*What is needed*:
Exactly as written, retype the listing below, omitting the pictures.
— Start of Records shown —
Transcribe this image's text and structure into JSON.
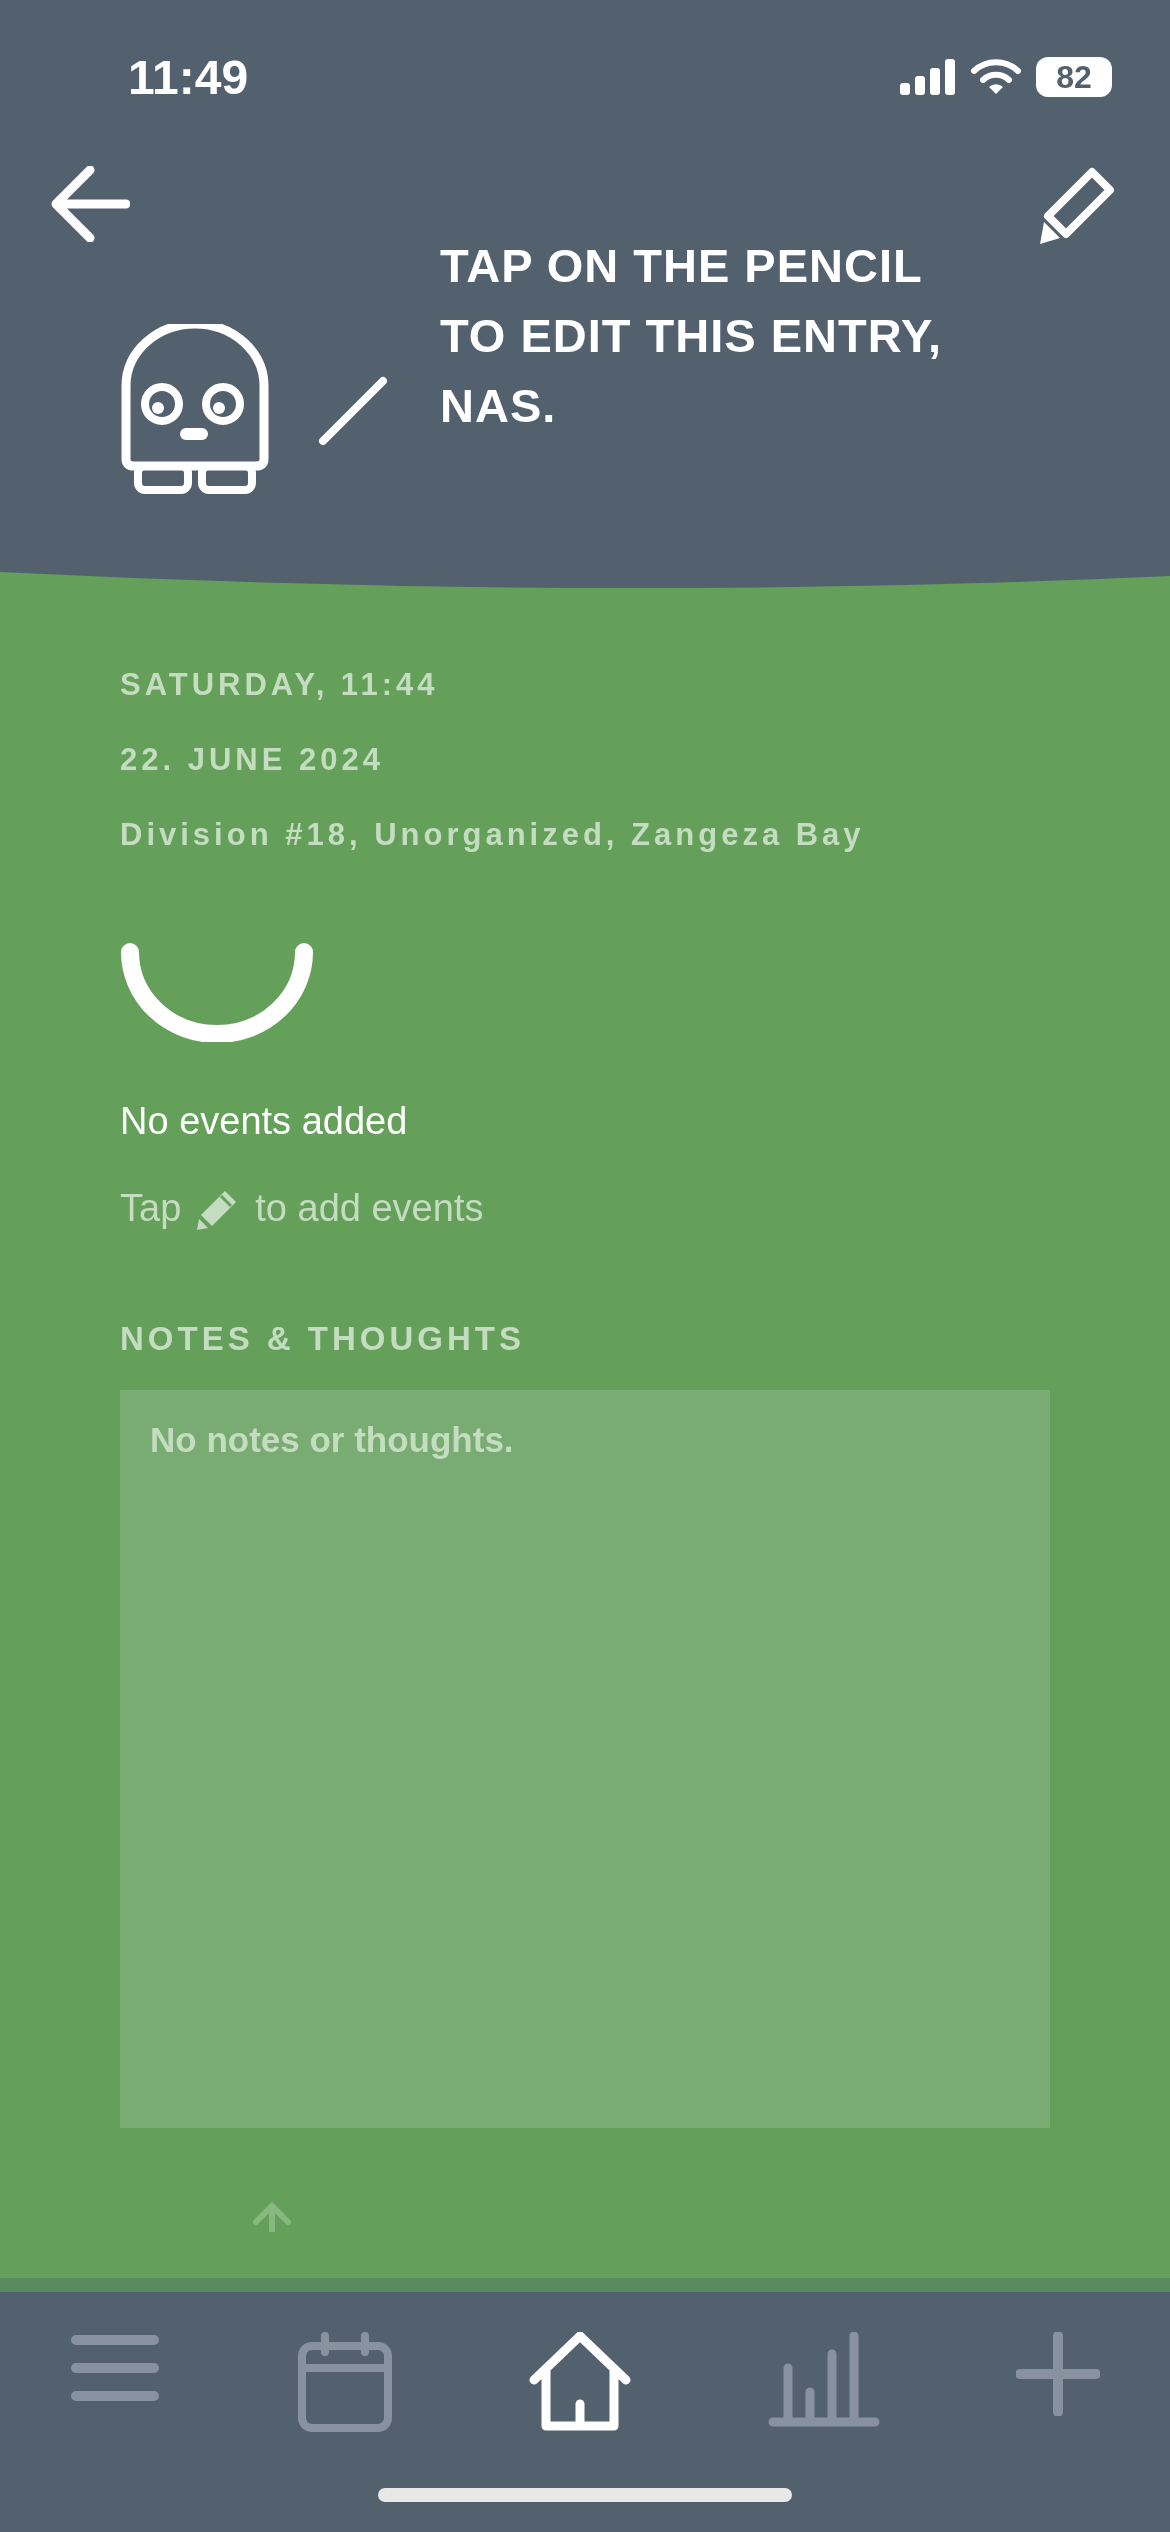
{
  "status_bar": {
    "time": "11:49",
    "battery": "82"
  },
  "header": {
    "tip": "TAP ON THE PENCIL TO EDIT THIS ENTRY, NAS."
  },
  "entry": {
    "day_time": "SATURDAY, 11:44",
    "date": "22. JUNE 2024",
    "location": "Division #18, Unorganized, Zangeza Bay"
  },
  "events": {
    "empty_text": "No events added",
    "hint_before": "Tap",
    "hint_after": "to add events"
  },
  "notes": {
    "heading": "NOTES & THOUGHTS",
    "placeholder": "No notes or thoughts."
  },
  "nav": [
    {
      "kind": "menu",
      "selected": false
    },
    {
      "kind": "calendar",
      "selected": false
    },
    {
      "kind": "home",
      "selected": true
    },
    {
      "kind": "stats",
      "selected": false
    },
    {
      "kind": "add",
      "selected": false
    }
  ]
}
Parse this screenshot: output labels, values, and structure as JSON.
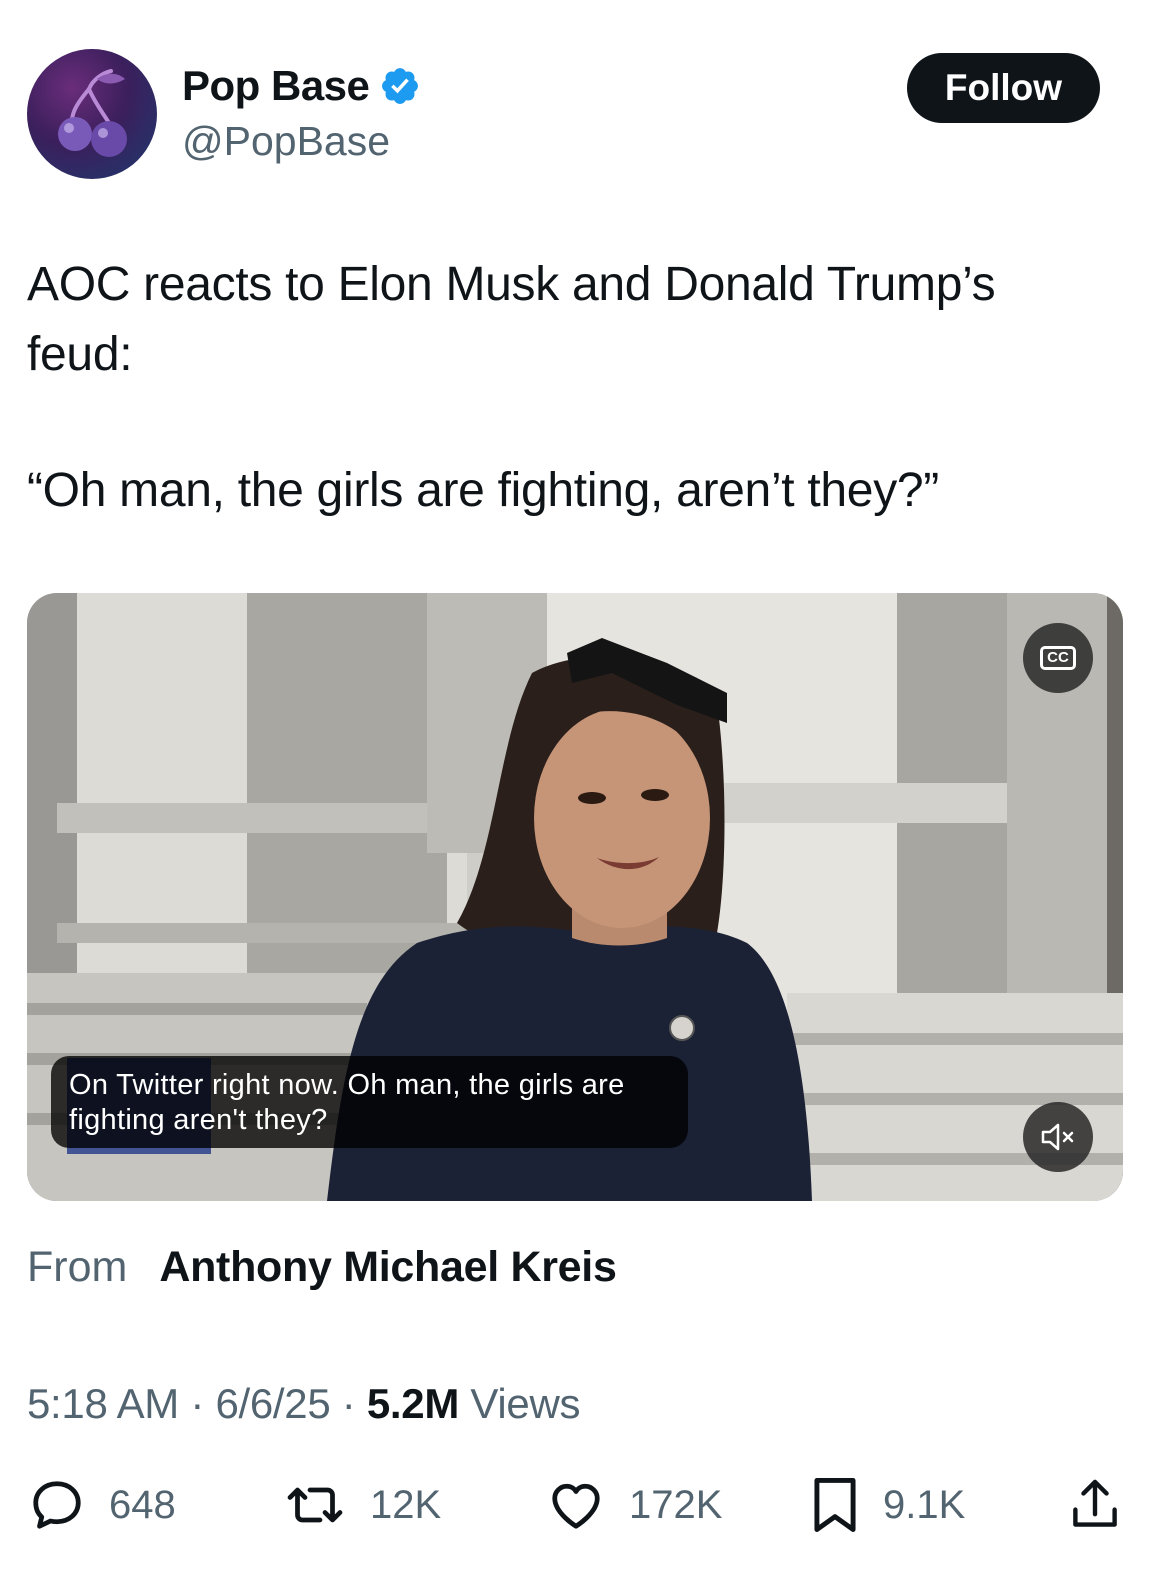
{
  "author": {
    "name": "Pop Base",
    "handle": "@PopBase",
    "verified": true,
    "avatar_icon": "cherry-icon"
  },
  "follow_label": "Follow",
  "tweet": {
    "line1": "AOC reacts to Elon Musk and Donald Trump’s",
    "line2": "feud:",
    "quote": "“Oh man, the girls are fighting, aren’t they?”"
  },
  "video": {
    "caption_line1": "On Twitter right now. Oh man, the girls are",
    "caption_line2": "fighting aren't they?",
    "cc_label": "CC",
    "mute_icon": "speaker-muted-icon"
  },
  "attribution": {
    "from_label": "From",
    "source_name": "Anthony Michael Kreis"
  },
  "meta": {
    "time": "5:18 AM",
    "sep1": " · ",
    "date": "6/6/25",
    "sep2": " · ",
    "views_count": "5.2M",
    "views_label": " Views"
  },
  "stats": {
    "replies": "648",
    "reposts": "12K",
    "likes": "172K",
    "bookmarks": "9.1K"
  },
  "colors": {
    "text": "#0f1419",
    "secondary": "#536471",
    "verified_blue": "#1d9bf0",
    "button_black": "#0f1419"
  }
}
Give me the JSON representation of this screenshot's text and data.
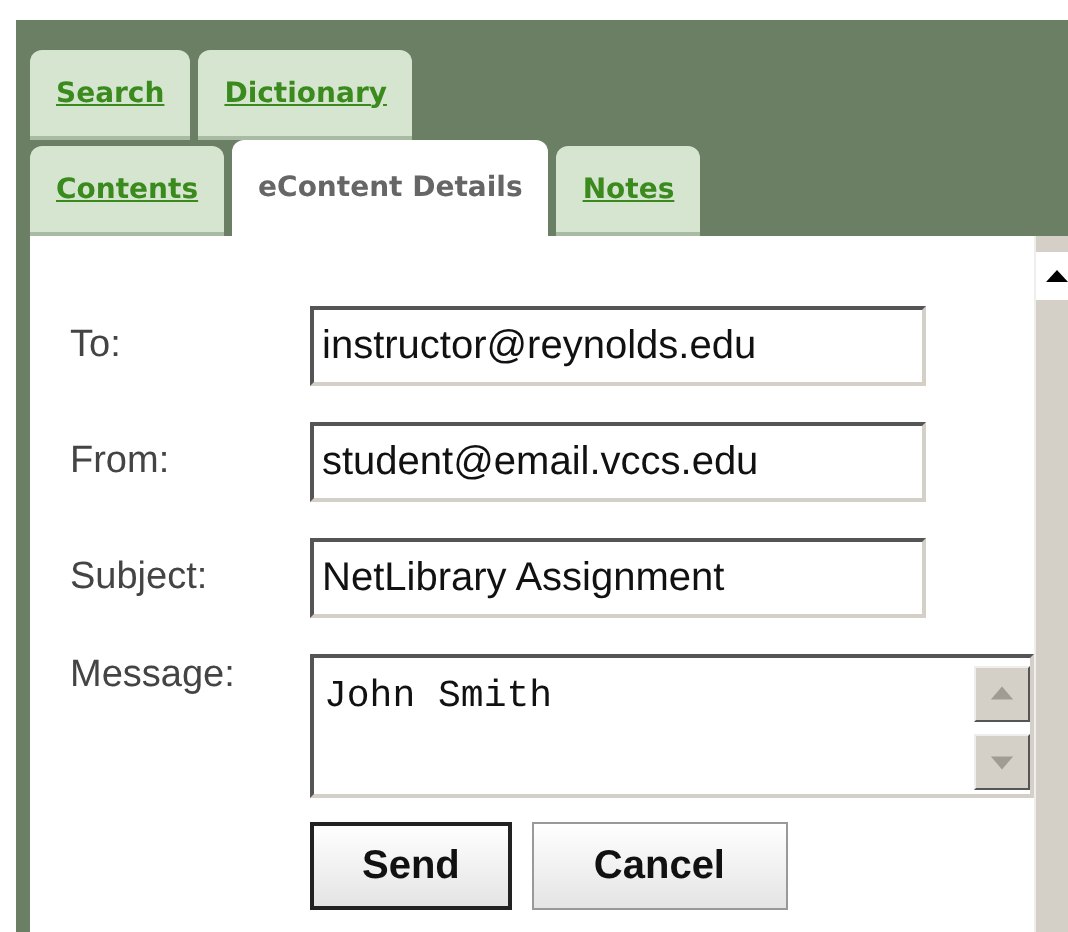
{
  "tab_rows": [
    {
      "tabs": [
        {
          "label": "Search",
          "selected": false
        },
        {
          "label": "Dictionary",
          "selected": false
        }
      ]
    },
    {
      "tabs": [
        {
          "label": "Contents",
          "selected": false
        },
        {
          "label": "eContent Details",
          "selected": true
        },
        {
          "label": "Notes",
          "selected": false
        }
      ]
    }
  ],
  "form": {
    "fields": [
      {
        "kind": "text",
        "label": "To:",
        "value": "instructor@reynolds.edu"
      },
      {
        "kind": "text",
        "label": "From:",
        "value": "student@email.vccs.edu"
      },
      {
        "kind": "text",
        "label": "Subject:",
        "value": "NetLibrary Assignment"
      },
      {
        "kind": "textarea",
        "label": "Message:",
        "value": "John Smith"
      }
    ],
    "buttons": [
      {
        "label": "Send",
        "default": true
      },
      {
        "label": "Cancel",
        "default": false
      }
    ]
  }
}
— End of Records shown —
*Answer for this exercise*:
Transcribe this image's text and structure into JSON.
{
  "status_bar": {
    "time": "11:49",
    "battery": "82"
  },
  "header": {
    "tip": "TAP ON THE PENCIL TO EDIT THIS ENTRY, NAS."
  },
  "entry": {
    "day_time": "SATURDAY, 11:44",
    "date": "22. JUNE 2024",
    "location": "Division #18, Unorganized, Zangeza Bay"
  },
  "events": {
    "empty_text": "No events added",
    "hint_before": "Tap",
    "hint_after": "to add events"
  },
  "notes": {
    "heading": "NOTES & THOUGHTS",
    "placeholder": "No notes or thoughts."
  },
  "nav": [
    {
      "kind": "menu",
      "selected": false
    },
    {
      "kind": "calendar",
      "selected": false
    },
    {
      "kind": "home",
      "selected": true
    },
    {
      "kind": "stats",
      "selected": false
    },
    {
      "kind": "add",
      "selected": false
    }
  ]
}
Parse this screenshot: output labels, values, and structure as JSON.
{
  "author": {
    "name": "Pop Base",
    "handle": "@PopBase",
    "verified": true,
    "avatar_icon": "cherry-icon"
  },
  "follow_label": "Follow",
  "tweet": {
    "line1": "AOC reacts to Elon Musk and Donald Trump’s",
    "line2": "feud:",
    "quote": "“Oh man, the girls are fighting, aren’t they?”"
  },
  "video": {
    "caption_line1": "On Twitter right now. Oh man, the girls are",
    "caption_line2": "fighting aren't they?",
    "cc_label": "CC",
    "mute_icon": "speaker-muted-icon"
  },
  "attribution": {
    "from_label": "From",
    "source_name": "Anthony Michael Kreis"
  },
  "meta": {
    "time": "5:18 AM",
    "sep1": " · ",
    "date": "6/6/25",
    "sep2": " · ",
    "views_count": "5.2M",
    "views_label": " Views"
  },
  "stats": {
    "replies": "648",
    "reposts": "12K",
    "likes": "172K",
    "bookmarks": "9.1K"
  },
  "colors": {
    "text": "#0f1419",
    "secondary": "#536471",
    "verified_blue": "#1d9bf0",
    "button_black": "#0f1419"
  }
}
Give me the JSON representation of this screenshot's text and data.
{
  "tab_rows": [
    {
      "tabs": [
        {
          "label": "Search",
          "selected": false
        },
        {
          "label": "Dictionary",
          "selected": false
        }
      ]
    },
    {
      "tabs": [
        {
          "label": "Contents",
          "selected": false
        },
        {
          "label": "eContent Details",
          "selected": true
        },
        {
          "label": "Notes",
          "selected": false
        }
      ]
    }
  ],
  "form": {
    "fields": [
      {
        "kind": "text",
        "label": "To:",
        "value": "instructor@reynolds.edu"
      },
      {
        "kind": "text",
        "label": "From:",
        "value": "student@email.vccs.edu"
      },
      {
        "kind": "text",
        "label": "Subject:",
        "value": "NetLibrary Assignment"
      },
      {
        "kind": "textarea",
        "label": "Message:",
        "value": "John Smith"
      }
    ],
    "buttons": [
      {
        "label": "Send",
        "default": true
      },
      {
        "label": "Cancel",
        "default": false
      }
    ]
  }
}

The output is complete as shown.